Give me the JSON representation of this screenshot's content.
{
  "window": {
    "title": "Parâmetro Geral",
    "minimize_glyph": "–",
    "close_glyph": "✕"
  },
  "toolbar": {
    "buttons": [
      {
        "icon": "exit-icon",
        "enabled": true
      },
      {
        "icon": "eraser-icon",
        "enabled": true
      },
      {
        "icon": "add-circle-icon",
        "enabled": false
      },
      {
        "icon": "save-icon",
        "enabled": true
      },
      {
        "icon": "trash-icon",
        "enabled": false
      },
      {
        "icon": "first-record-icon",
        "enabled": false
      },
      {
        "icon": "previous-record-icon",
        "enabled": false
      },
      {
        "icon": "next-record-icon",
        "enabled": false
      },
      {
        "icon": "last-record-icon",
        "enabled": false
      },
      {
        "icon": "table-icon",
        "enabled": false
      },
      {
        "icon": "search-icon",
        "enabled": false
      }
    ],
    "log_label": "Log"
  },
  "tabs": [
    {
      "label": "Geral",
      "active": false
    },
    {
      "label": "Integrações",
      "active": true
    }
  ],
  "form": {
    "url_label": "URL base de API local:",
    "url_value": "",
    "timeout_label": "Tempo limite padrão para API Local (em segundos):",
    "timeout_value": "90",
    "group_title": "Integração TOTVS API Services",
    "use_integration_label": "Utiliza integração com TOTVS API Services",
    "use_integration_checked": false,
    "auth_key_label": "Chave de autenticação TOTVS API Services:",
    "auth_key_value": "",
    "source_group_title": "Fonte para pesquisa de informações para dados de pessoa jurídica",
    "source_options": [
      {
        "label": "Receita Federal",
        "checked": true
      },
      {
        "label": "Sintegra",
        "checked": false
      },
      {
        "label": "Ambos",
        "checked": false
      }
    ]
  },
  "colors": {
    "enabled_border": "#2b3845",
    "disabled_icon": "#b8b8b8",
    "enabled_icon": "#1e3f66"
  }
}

_Short task_
Please return the data above exactly as given.

_Solved problem_
Give me the JSON representation of this screenshot's content.
{
  "window": {
    "title": "Parâmetro Geral",
    "minimize_glyph": "–",
    "close_glyph": "✕"
  },
  "toolbar": {
    "buttons": [
      {
        "icon": "exit-icon",
        "enabled": true
      },
      {
        "icon": "eraser-icon",
        "enabled": true
      },
      {
        "icon": "add-circle-icon",
        "enabled": false
      },
      {
        "icon": "save-icon",
        "enabled": true
      },
      {
        "icon": "trash-icon",
        "enabled": false
      },
      {
        "icon": "first-record-icon",
        "enabled": false
      },
      {
        "icon": "previous-record-icon",
        "enabled": false
      },
      {
        "icon": "next-record-icon",
        "enabled": false
      },
      {
        "icon": "last-record-icon",
        "enabled": false
      },
      {
        "icon": "table-icon",
        "enabled": false
      },
      {
        "icon": "search-icon",
        "enabled": false
      }
    ],
    "log_label": "Log"
  },
  "tabs": [
    {
      "label": "Geral",
      "active": false
    },
    {
      "label": "Integrações",
      "active": true
    }
  ],
  "form": {
    "url_label": "URL base de API local:",
    "url_value": "",
    "timeout_label": "Tempo limite padrão para API Local (em segundos):",
    "timeout_value": "90",
    "group_title": "Integração TOTVS API Services",
    "use_integration_label": "Utiliza integração com TOTVS API Services",
    "use_integration_checked": false,
    "auth_key_label": "Chave de autenticação TOTVS API Services:",
    "auth_key_value": "",
    "source_group_title": "Fonte para pesquisa de informações para dados de pessoa jurídica",
    "source_options": [
      {
        "label": "Receita Federal",
        "checked": true
      },
      {
        "label": "Sintegra",
        "checked": false
      },
      {
        "label": "Ambos",
        "checked": false
      }
    ]
  },
  "colors": {
    "enabled_border": "#2b3845",
    "disabled_icon": "#b8b8b8",
    "enabled_icon": "#1e3f66"
  }
}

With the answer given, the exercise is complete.